### Problem requirements
Identify each line below containing the string "formaté" and copy it.

### Stored rows
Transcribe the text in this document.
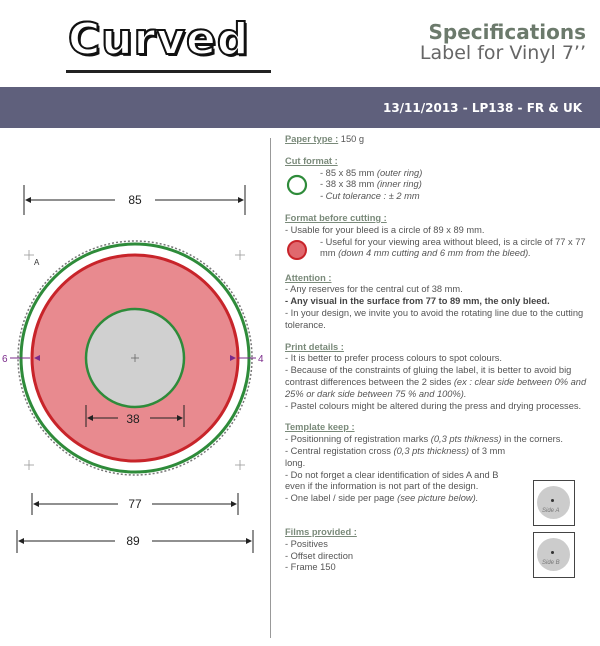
Curved	Specifications
Label for Vinyl 7’’
13/11/2013 - LP138 - FR & UK
85
A
38
6	4
77
89
Paper type : 150 g
Cut format :
- 85 x 85 mm (outer ring)
- 38 x 38 mm (inner ring)
- Cut tolerance : ± 2 mm
Format before cutting :
- Usable for your bleed is a circle of 89 x 89 mm.
- Useful for your viewing area without bleed, is a circle of 77 x 77 mm (down 4 mm cutting and 6 mm from the bleed).
Attention :
- Any reserves for the central cut of 38 mm.
- Any visual in the surface from 77 to 89 mm, the only bleed.
- In your design, we invite you to avoid the rotating line due to the cutting tolerance.
Print details :
- It is better to prefer process colours to spot colours.
- Because of the constraints of gluing the label, it is better to avoid big contrast differences between the 2 sides (ex : clear side between 0% and 25% or dark side between 75 % and 100%).
- Pastel colours might be altered during the press and drying processes.
Template keep :
- Positionning of registration marks (0,3 pts thikness) in the corners.
- Central registation cross (0,3 pts thickness) of 3 mm long.
- Do not forget a clear identification of sides A and B even if the information is not part of the design.
- One label / side per page (see picture below).
Films provided :
- Positives
- Offset direction
- Frame 150
Side A
Side B
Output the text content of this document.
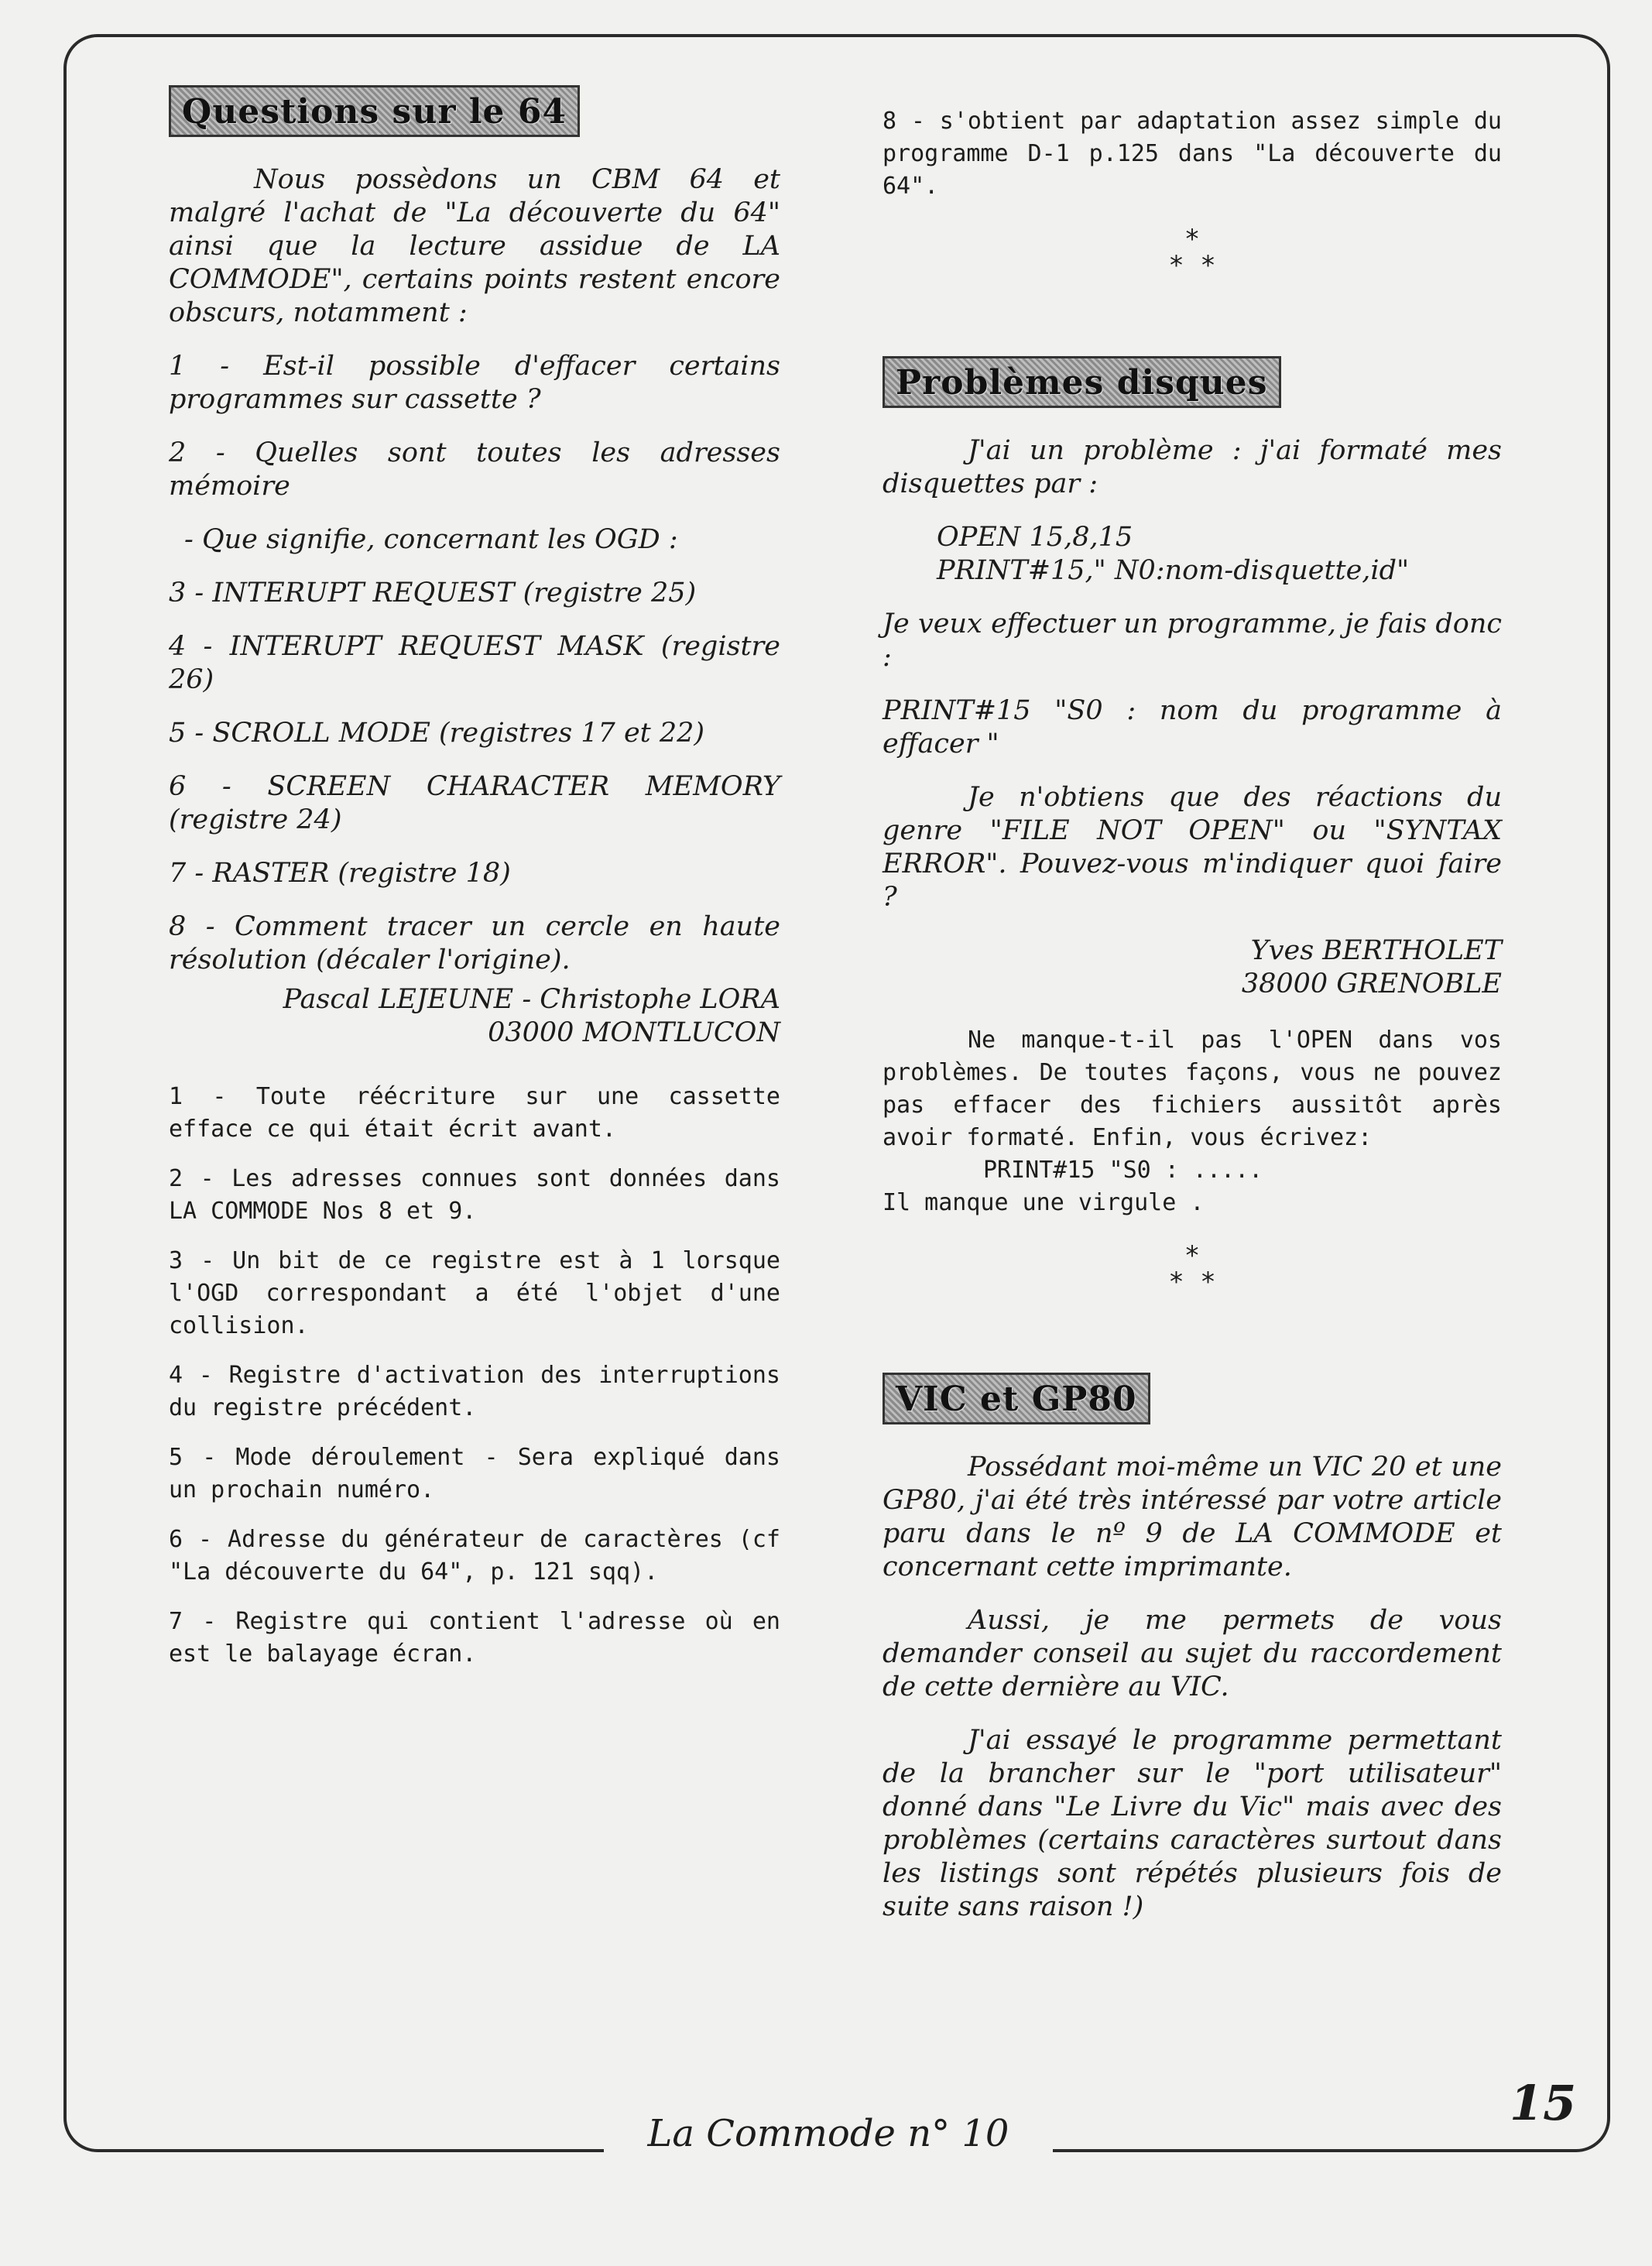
Questions sur le 64

Nous possèdons un CBM 64 et malgré l'achat de "La découverte du 64" ainsi que la lecture assidue de LA COMMODE", certains points restent encore obscurs, notamment :

1 - Est-il possible d'effacer certains programmes sur cassette ?

2 - Quelles sont toutes les adresses mémoire

- Que signifie, concernant les OGD :

3 - INTERUPT REQUEST (registre 25)

4 - INTERUPT REQUEST MASK (registre 26)

5 - SCROLL MODE (registres 17 et 22)

6 - SCREEN CHARACTER MEMORY (registre 24)

7 - RASTER (registre 18)

8 - Comment tracer un cercle en haute résolution (décaler l'origine).

Pascal LEJEUNE - Christophe LORA

03000 MONTLUCON

1 - Toute réécriture sur une cassette efface ce qui était écrit avant.

2 - Les adresses connues sont données dans LA COMMODE Nos 8 et 9.

3 - Un bit de ce registre est à 1 lorsque l'OGD correspondant a été l'objet d'une collision.

4 - Registre d'activation des interruptions du registre précédent.

5 - Mode déroulement - Sera expliqué dans un prochain numéro.

6 - Adresse du générateur de caractères (cf "La découverte du 64", p. 121 sqq).

7 - Registre qui contient l'adresse où en est le balayage écran.

8 - s'obtient par adaptation assez simple du programme D-1 p.125 dans "La découverte du 64".

*
* *
Problèmes disques

J'ai un problème : j'ai formaté mes disquettes par :

OPEN 15,8,15

PRINT#15," N0:nom-disquette,id"

Je veux effectuer un programme, je fais donc :

PRINT#15 "S0 : nom du programme à effacer "

Je n'obtiens que des réactions du genre "FILE NOT OPEN" ou "SYNTAX ERROR". Pouvez-vous m'indiquer quoi faire ?

Yves BERTHOLET

38000 GRENOBLE

Ne manque-t-il pas l'OPEN dans vos problèmes. De toutes façons, vous ne pouvez pas effacer des fichiers aussitôt après avoir formaté. Enfin, vous écrivez:

PRINT#15 "S0 : .....

Il manque une virgule .

*
* *
VIC et GP80

Possédant moi-même un VIC 20 et une GP80, j'ai été très intéressé par votre article paru dans le nº 9 de LA COMMODE et concernant cette imprimante.

Aussi, je me permets de vous demander conseil au sujet du raccordement de cette dernière au VIC.

J'ai essayé le programme permettant de la brancher sur le "port utilisateur" donné dans "Le Livre du Vic" mais avec des problèmes (certains caractères surtout dans les listings sont répétés plusieurs fois de suite sans raison !)

La Commode n° 10
15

### Solution for this task
J'ai un problème : j'ai formaté mes disquettes par :
Ne manque-t-il pas l'OPEN dans vos problèmes. De toutes façons, vous ne pouvez pas effacer des fichiers aussitôt après avoir formaté. Enfin, vous écrivez:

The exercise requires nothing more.